** BEGIN Listed entries **

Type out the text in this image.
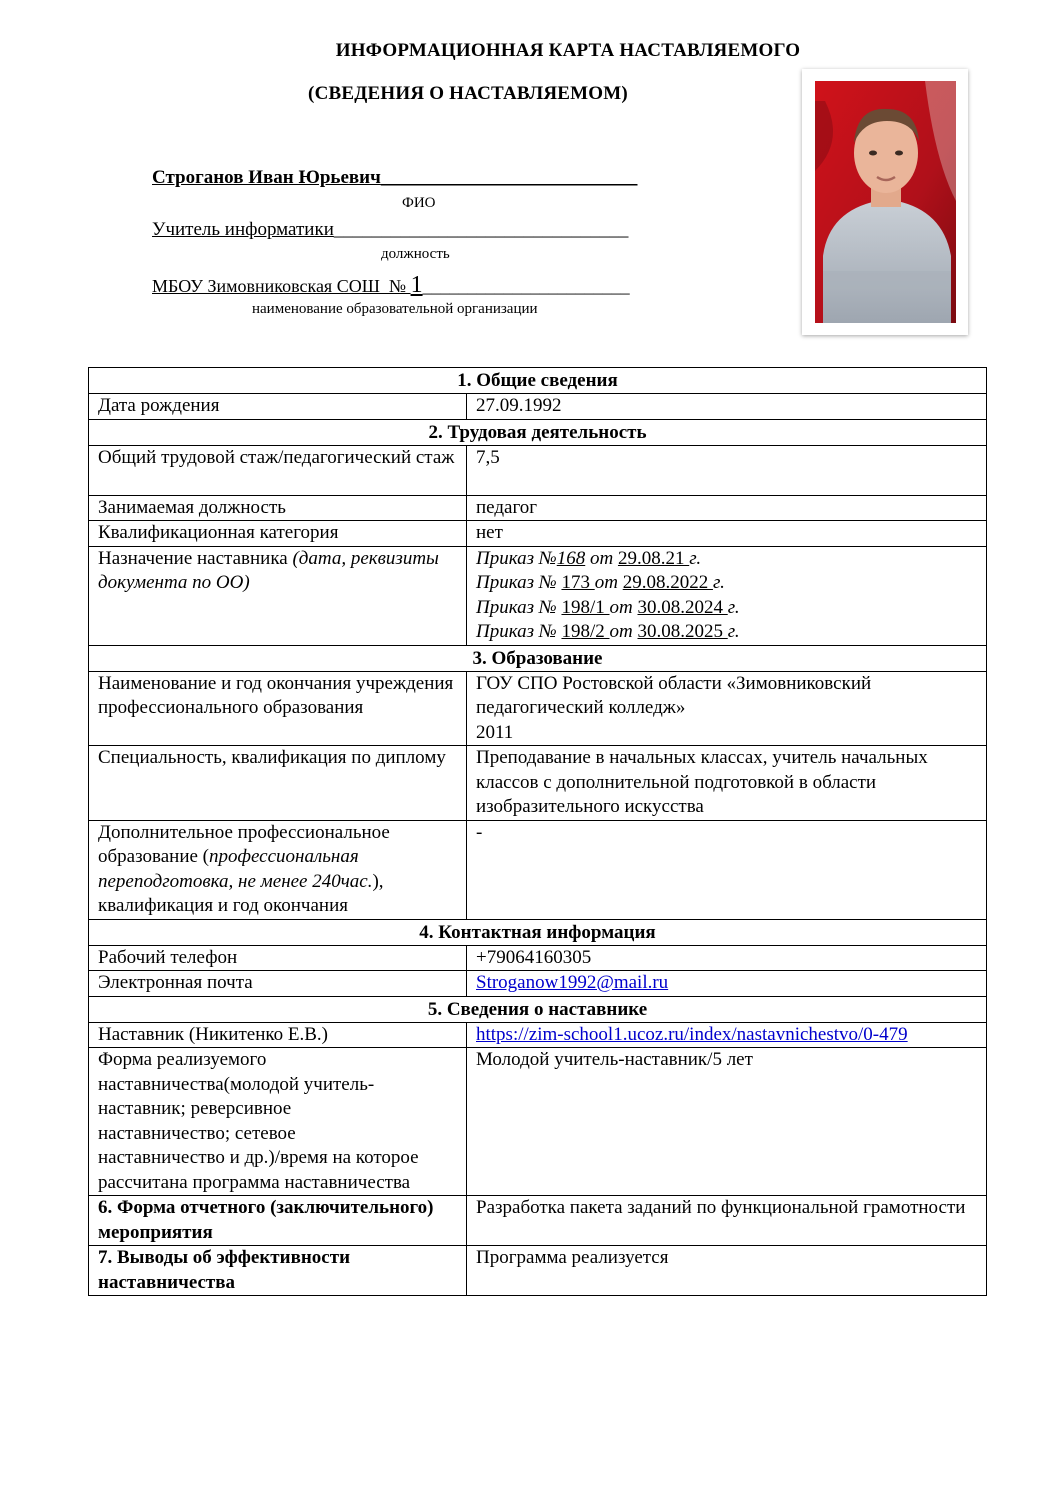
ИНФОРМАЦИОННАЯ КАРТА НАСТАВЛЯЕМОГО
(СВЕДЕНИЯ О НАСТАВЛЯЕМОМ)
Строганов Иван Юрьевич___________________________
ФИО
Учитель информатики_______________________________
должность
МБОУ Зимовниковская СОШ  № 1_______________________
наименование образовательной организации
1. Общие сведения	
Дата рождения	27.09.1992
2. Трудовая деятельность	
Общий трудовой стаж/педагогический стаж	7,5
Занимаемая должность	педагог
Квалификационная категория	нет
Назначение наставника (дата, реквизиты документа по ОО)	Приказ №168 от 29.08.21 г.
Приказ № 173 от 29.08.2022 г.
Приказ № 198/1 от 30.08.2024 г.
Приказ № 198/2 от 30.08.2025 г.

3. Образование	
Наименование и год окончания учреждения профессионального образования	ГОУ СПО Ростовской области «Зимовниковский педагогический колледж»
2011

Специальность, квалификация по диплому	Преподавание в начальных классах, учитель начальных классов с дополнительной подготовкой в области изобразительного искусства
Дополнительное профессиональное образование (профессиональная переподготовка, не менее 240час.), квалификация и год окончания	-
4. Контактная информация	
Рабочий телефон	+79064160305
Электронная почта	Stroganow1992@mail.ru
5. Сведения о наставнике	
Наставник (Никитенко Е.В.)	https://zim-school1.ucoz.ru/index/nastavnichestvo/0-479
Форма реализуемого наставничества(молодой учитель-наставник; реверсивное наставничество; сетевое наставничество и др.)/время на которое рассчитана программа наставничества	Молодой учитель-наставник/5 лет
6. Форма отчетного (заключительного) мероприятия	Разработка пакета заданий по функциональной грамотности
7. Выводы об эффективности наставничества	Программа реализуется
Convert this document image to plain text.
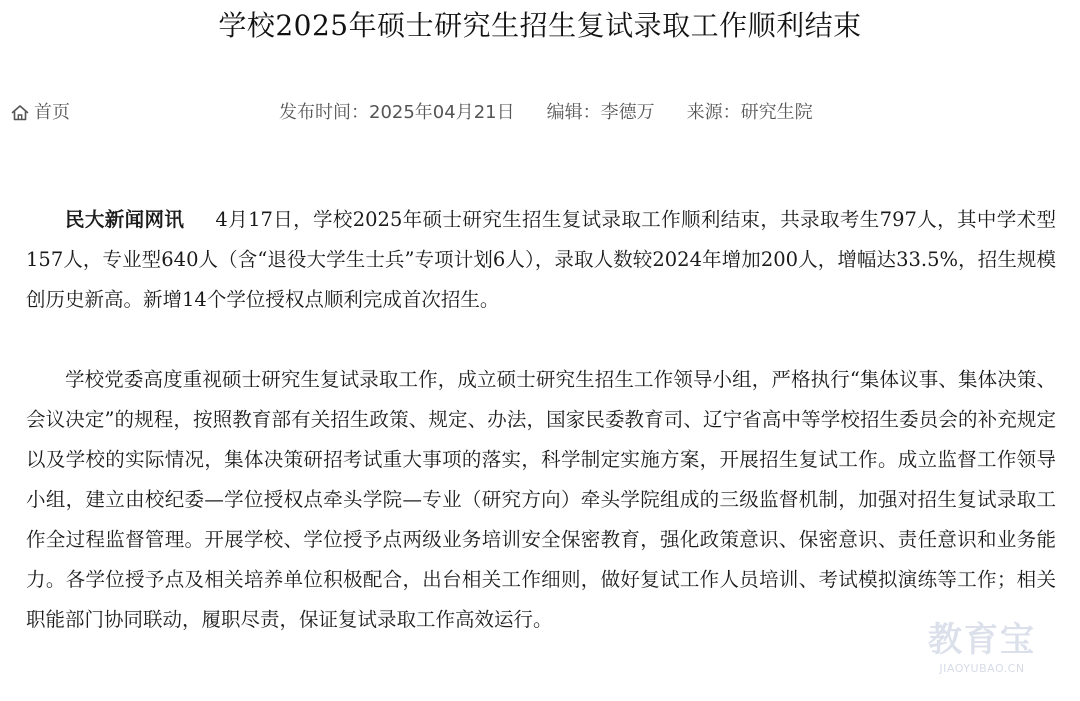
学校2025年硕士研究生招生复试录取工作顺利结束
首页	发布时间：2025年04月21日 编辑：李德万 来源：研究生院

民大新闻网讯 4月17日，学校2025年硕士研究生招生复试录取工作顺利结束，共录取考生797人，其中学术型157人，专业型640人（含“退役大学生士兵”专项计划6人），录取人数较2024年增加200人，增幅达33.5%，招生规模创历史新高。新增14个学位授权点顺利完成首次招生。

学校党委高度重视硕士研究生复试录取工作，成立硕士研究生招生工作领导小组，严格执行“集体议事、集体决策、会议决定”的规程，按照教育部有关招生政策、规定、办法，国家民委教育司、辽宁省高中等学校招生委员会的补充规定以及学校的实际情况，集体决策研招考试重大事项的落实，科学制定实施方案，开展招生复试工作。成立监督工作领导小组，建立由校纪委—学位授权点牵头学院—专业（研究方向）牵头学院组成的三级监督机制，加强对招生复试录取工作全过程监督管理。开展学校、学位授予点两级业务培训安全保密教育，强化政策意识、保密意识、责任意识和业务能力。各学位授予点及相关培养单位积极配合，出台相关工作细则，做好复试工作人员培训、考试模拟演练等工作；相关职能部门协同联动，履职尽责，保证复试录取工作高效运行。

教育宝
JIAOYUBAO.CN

** END Listed entries **
** BEGIN Listed entries **

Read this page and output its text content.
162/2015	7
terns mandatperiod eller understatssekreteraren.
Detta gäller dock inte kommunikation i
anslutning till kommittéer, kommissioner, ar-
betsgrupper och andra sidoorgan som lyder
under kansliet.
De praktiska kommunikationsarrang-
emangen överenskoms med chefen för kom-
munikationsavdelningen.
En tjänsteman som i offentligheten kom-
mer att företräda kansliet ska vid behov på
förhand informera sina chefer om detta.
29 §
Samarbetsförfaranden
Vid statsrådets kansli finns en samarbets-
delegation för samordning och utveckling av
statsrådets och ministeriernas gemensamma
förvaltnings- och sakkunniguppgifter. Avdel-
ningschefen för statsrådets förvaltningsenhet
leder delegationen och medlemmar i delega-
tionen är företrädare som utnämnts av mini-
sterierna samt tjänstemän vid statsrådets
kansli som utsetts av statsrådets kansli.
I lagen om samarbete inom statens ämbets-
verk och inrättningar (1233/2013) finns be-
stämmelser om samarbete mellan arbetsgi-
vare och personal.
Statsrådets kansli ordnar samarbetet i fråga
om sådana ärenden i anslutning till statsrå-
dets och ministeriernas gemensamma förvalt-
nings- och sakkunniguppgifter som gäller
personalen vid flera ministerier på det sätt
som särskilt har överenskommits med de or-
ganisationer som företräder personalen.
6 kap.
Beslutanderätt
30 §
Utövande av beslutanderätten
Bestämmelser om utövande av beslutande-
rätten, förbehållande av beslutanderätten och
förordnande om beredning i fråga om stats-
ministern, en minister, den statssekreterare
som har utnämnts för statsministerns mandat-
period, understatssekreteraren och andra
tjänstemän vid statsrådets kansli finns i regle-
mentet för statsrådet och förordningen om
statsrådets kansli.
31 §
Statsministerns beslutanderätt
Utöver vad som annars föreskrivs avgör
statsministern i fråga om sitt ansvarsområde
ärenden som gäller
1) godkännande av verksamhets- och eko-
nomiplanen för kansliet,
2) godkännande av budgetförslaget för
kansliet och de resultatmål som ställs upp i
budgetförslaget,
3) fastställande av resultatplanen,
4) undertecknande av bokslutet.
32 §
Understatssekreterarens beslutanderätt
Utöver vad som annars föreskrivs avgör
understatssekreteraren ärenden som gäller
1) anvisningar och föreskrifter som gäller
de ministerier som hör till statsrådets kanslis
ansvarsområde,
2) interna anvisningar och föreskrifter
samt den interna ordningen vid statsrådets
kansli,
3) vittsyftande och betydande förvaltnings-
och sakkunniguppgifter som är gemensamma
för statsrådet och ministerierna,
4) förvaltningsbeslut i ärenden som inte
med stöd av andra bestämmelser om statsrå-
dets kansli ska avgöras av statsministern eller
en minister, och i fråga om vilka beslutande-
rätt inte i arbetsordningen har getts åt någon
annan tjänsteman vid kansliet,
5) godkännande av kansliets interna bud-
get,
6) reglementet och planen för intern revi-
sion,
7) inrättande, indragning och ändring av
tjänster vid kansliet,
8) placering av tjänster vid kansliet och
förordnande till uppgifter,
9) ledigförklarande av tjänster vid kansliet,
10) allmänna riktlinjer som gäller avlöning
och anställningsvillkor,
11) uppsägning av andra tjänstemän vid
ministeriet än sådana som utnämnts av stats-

** END Listed entries **

## What this task involves
In the listing, find each line with the string "till" and copy it.

## Task result
anslutning till kommittéer, kommissioner, ar-
om sådana ärenden i anslutning till statsrå-
de ministerier som hör till statsrådets kanslis
förordnande till uppgifter,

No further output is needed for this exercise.